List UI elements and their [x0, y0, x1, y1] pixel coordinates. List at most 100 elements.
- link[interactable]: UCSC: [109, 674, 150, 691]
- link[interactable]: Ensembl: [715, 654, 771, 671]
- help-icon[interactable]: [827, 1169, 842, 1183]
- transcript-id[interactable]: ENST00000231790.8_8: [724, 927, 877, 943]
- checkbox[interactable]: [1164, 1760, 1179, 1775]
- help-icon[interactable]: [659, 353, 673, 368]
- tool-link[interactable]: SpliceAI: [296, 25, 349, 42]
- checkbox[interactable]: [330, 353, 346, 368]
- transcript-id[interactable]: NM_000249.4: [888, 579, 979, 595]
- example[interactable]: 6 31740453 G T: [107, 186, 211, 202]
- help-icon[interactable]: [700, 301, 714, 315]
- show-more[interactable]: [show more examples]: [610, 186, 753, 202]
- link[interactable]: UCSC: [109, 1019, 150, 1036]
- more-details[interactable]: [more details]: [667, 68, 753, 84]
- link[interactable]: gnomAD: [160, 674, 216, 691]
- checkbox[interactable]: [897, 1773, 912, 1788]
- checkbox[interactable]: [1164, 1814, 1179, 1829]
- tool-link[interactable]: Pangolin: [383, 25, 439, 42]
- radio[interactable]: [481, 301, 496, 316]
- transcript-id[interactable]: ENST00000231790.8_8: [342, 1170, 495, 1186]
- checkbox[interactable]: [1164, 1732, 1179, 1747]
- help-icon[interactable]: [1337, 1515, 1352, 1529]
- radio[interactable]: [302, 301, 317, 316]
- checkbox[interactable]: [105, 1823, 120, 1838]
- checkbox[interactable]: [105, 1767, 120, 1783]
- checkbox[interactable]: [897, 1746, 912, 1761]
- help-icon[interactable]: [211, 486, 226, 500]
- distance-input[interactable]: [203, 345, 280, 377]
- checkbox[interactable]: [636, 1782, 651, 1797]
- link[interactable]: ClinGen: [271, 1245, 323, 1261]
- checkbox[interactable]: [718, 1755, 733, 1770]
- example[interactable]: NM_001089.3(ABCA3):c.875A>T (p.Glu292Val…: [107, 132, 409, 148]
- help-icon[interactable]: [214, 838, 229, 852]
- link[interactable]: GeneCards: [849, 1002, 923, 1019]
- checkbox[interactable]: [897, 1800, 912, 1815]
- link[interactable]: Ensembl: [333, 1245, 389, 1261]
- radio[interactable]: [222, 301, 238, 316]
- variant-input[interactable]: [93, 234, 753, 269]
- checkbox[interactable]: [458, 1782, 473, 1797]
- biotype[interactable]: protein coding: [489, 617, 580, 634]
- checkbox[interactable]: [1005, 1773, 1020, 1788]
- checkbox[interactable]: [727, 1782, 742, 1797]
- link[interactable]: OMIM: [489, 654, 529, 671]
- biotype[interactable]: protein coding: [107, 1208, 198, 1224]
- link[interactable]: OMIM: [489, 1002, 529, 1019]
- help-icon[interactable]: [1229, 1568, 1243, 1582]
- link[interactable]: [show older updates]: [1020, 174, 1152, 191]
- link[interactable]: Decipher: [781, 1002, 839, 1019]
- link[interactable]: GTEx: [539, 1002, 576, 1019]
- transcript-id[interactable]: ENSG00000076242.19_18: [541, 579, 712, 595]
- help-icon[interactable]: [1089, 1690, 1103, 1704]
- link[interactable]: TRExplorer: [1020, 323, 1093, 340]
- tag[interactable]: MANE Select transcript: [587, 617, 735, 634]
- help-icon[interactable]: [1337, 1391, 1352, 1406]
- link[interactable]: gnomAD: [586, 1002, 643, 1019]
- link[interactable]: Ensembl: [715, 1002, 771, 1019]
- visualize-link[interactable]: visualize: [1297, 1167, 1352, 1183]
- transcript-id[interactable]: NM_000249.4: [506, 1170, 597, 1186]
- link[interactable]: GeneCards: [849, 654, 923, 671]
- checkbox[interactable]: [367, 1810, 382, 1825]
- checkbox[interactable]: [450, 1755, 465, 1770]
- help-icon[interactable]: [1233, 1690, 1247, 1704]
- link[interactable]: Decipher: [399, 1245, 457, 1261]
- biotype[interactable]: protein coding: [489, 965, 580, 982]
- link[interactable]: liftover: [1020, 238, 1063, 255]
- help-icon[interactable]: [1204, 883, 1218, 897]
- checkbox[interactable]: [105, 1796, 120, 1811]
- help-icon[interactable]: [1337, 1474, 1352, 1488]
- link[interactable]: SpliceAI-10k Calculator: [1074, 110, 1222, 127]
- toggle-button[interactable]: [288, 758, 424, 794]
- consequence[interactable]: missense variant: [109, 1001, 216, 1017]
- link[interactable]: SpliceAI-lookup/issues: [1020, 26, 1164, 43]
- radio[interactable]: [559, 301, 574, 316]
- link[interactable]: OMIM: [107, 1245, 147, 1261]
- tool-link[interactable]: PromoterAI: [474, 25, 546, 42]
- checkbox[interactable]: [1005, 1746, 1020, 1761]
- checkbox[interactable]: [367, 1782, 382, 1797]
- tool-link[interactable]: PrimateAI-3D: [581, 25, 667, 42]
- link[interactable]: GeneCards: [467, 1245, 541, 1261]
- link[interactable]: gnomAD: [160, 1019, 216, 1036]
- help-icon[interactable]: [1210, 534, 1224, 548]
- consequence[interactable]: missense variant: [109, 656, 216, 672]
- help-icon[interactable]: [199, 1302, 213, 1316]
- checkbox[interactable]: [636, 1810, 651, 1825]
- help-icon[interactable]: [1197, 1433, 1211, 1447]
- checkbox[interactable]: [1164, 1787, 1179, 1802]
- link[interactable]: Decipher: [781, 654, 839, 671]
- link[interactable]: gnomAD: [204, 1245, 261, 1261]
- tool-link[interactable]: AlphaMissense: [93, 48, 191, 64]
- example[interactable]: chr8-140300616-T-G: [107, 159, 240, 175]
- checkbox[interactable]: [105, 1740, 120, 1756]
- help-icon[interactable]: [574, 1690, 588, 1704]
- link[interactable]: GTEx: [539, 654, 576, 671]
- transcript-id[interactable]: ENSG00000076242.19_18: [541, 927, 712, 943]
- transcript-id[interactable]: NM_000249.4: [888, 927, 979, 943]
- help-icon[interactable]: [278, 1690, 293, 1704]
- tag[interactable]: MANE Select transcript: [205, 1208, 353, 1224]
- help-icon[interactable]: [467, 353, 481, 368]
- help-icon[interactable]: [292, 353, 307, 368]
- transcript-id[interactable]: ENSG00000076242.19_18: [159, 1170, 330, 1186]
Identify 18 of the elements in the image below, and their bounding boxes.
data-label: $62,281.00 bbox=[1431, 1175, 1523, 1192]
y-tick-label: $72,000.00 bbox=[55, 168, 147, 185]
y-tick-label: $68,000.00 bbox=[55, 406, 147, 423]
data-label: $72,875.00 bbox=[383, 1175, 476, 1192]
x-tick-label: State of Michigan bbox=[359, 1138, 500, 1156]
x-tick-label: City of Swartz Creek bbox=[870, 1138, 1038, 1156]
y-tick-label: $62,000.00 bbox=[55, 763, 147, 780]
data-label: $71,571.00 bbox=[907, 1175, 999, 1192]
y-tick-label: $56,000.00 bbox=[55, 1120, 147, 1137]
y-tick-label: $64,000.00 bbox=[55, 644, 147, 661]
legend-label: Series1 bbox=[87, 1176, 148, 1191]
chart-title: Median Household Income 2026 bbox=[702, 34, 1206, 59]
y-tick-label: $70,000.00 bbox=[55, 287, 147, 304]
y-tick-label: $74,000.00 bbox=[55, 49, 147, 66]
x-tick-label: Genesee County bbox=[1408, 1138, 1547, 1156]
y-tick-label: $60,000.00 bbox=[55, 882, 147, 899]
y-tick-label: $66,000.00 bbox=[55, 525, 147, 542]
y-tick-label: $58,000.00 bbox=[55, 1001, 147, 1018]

------------------------------------

■ **WORK REQUIRED**: Could you print the material above once more, exactly as it stands?

■ **SOLUTION TO THIS PROBLEM**:
List UI elements and their [x0, y0, x1, y1] pixel coordinates. List at most 100 elements.
- link[interactable]: UCSC: [109, 674, 150, 691]
- link[interactable]: Ensembl: [715, 654, 771, 671]
- help-icon[interactable]: [827, 1169, 842, 1183]
- transcript-id[interactable]: ENST00000231790.8_8: [724, 927, 877, 943]
- checkbox[interactable]: [1164, 1760, 1179, 1775]
- help-icon[interactable]: [659, 353, 673, 368]
- tool-link[interactable]: SpliceAI: [296, 25, 349, 42]
- checkbox[interactable]: [330, 353, 346, 368]
- transcript-id[interactable]: NM_000249.4: [888, 579, 979, 595]
- example[interactable]: 6 31740453 G T: [107, 186, 211, 202]
- help-icon[interactable]: [700, 301, 714, 315]
- show-more[interactable]: [show more examples]: [610, 186, 753, 202]
- link[interactable]: UCSC: [109, 1019, 150, 1036]
- more-details[interactable]: [more details]: [667, 68, 753, 84]
- link[interactable]: gnomAD: [160, 674, 216, 691]
- checkbox[interactable]: [897, 1773, 912, 1788]
- checkbox[interactable]: [1164, 1814, 1179, 1829]
- tool-link[interactable]: Pangolin: [383, 25, 439, 42]
- radio[interactable]: [481, 301, 496, 316]
- transcript-id[interactable]: ENST00000231790.8_8: [342, 1170, 495, 1186]
- checkbox[interactable]: [1164, 1732, 1179, 1747]
- help-icon[interactable]: [1337, 1515, 1352, 1529]
- radio[interactable]: [302, 301, 317, 316]
- checkbox[interactable]: [105, 1823, 120, 1838]
- checkbox[interactable]: [105, 1767, 120, 1783]
- checkbox[interactable]: [897, 1746, 912, 1761]
- help-icon[interactable]: [211, 486, 226, 500]
- distance-input[interactable]: [203, 345, 280, 377]
- checkbox[interactable]: [636, 1782, 651, 1797]
- link[interactable]: ClinGen: [271, 1245, 323, 1261]
- checkbox[interactable]: [718, 1755, 733, 1770]
- example[interactable]: NM_001089.3(ABCA3):c.875A>T (p.Glu292Val…: [107, 132, 409, 148]
- help-icon[interactable]: [214, 838, 229, 852]
- link[interactable]: GeneCards: [849, 1002, 923, 1019]
- checkbox[interactable]: [897, 1800, 912, 1815]
- link[interactable]: Ensembl: [333, 1245, 389, 1261]
- radio[interactable]: [222, 301, 238, 316]
- variant-input[interactable]: [93, 234, 753, 269]
- checkbox[interactable]: [458, 1782, 473, 1797]
- biotype[interactable]: protein coding: [489, 617, 580, 634]
- checkbox[interactable]: [1005, 1773, 1020, 1788]
- checkbox[interactable]: [727, 1782, 742, 1797]
- link[interactable]: OMIM: [489, 654, 529, 671]
- biotype[interactable]: protein coding: [107, 1208, 198, 1224]
- link[interactable]: OMIM: [489, 1002, 529, 1019]
- help-icon[interactable]: [1229, 1568, 1243, 1582]
- link[interactable]: [show older updates]: [1020, 174, 1152, 191]
- link[interactable]: Decipher: [781, 1002, 839, 1019]
- link[interactable]: GTEx: [539, 1002, 576, 1019]
- transcript-id[interactable]: ENSG00000076242.19_18: [541, 579, 712, 595]
- help-icon[interactable]: [1089, 1690, 1103, 1704]
- link[interactable]: TRExplorer: [1020, 323, 1093, 340]
- tag[interactable]: MANE Select transcript: [587, 617, 735, 634]
- help-icon[interactable]: [1337, 1391, 1352, 1406]
- link[interactable]: gnomAD: [586, 1002, 643, 1019]
- link[interactable]: Ensembl: [715, 1002, 771, 1019]
- visualize-link[interactable]: visualize: [1297, 1167, 1352, 1183]
- transcript-id[interactable]: NM_000249.4: [506, 1170, 597, 1186]
- link[interactable]: GeneCards: [849, 654, 923, 671]
- checkbox[interactable]: [367, 1810, 382, 1825]
- checkbox[interactable]: [450, 1755, 465, 1770]
- help-icon[interactable]: [1233, 1690, 1247, 1704]
- link[interactable]: Decipher: [399, 1245, 457, 1261]
- biotype[interactable]: protein coding: [489, 965, 580, 982]
- link[interactable]: liftover: [1020, 238, 1063, 255]
- help-icon[interactable]: [1204, 883, 1218, 897]
- checkbox[interactable]: [105, 1796, 120, 1811]
- help-icon[interactable]: [1337, 1474, 1352, 1488]
- link[interactable]: SpliceAI-10k Calculator: [1074, 110, 1222, 127]
- toggle-button[interactable]: [288, 758, 424, 794]
- consequence[interactable]: missense variant: [109, 1001, 216, 1017]
- link[interactable]: SpliceAI-lookup/issues: [1020, 26, 1164, 43]
- radio[interactable]: [559, 301, 574, 316]
- link[interactable]: OMIM: [107, 1245, 147, 1261]
- tool-link[interactable]: PromoterAI: [474, 25, 546, 42]
- checkbox[interactable]: [1005, 1746, 1020, 1761]
- checkbox[interactable]: [367, 1782, 382, 1797]
- tool-link[interactable]: PrimateAI-3D: [581, 25, 667, 42]
- link[interactable]: GeneCards: [467, 1245, 541, 1261]
- link[interactable]: gnomAD: [160, 1019, 216, 1036]
- help-icon[interactable]: [1210, 534, 1224, 548]
- consequence[interactable]: missense variant: [109, 656, 216, 672]
- help-icon[interactable]: [199, 1302, 213, 1316]
- checkbox[interactable]: [636, 1810, 651, 1825]
- help-icon[interactable]: [1197, 1433, 1211, 1447]
- checkbox[interactable]: [1164, 1787, 1179, 1802]
- link[interactable]: Decipher: [781, 654, 839, 671]
- link[interactable]: gnomAD: [204, 1245, 261, 1261]
- tool-link[interactable]: AlphaMissense: [93, 48, 191, 64]
- example[interactable]: chr8-140300616-T-G: [107, 159, 240, 175]
- checkbox[interactable]: [105, 1740, 120, 1756]
- help-icon[interactable]: [574, 1690, 588, 1704]
- link[interactable]: GTEx: [539, 654, 576, 671]
- transcript-id[interactable]: ENSG00000076242.19_18: [541, 927, 712, 943]
- transcript-id[interactable]: NM_000249.4: [888, 927, 979, 943]
- help-icon[interactable]: [278, 1690, 293, 1704]
- tag[interactable]: MANE Select transcript: [205, 1208, 353, 1224]
- help-icon[interactable]: [467, 353, 481, 368]
- help-icon[interactable]: [292, 353, 307, 368]
- transcript-id[interactable]: ENSG00000076242.19_18: [159, 1170, 330, 1186]
Identify 18 of the elements in the image below, and their bounding boxes.
data-label: $62,281.00 bbox=[1431, 1175, 1523, 1192]
y-tick-label: $72,000.00 bbox=[55, 168, 147, 185]
y-tick-label: $68,000.00 bbox=[55, 406, 147, 423]
data-label: $72,875.00 bbox=[383, 1175, 476, 1192]
x-tick-label: State of Michigan bbox=[359, 1138, 500, 1156]
x-tick-label: City of Swartz Creek bbox=[870, 1138, 1038, 1156]
y-tick-label: $62,000.00 bbox=[55, 763, 147, 780]
data-label: $71,571.00 bbox=[907, 1175, 999, 1192]
y-tick-label: $56,000.00 bbox=[55, 1120, 147, 1137]
y-tick-label: $64,000.00 bbox=[55, 644, 147, 661]
legend-label: Series1 bbox=[87, 1176, 148, 1191]
chart-title: Median Household Income 2026 bbox=[702, 34, 1206, 59]
y-tick-label: $70,000.00 bbox=[55, 287, 147, 304]
y-tick-label: $74,000.00 bbox=[55, 49, 147, 66]
x-tick-label: Genesee County bbox=[1408, 1138, 1547, 1156]
y-tick-label: $60,000.00 bbox=[55, 882, 147, 899]
y-tick-label: $66,000.00 bbox=[55, 525, 147, 542]
y-tick-label: $58,000.00 bbox=[55, 1001, 147, 1018]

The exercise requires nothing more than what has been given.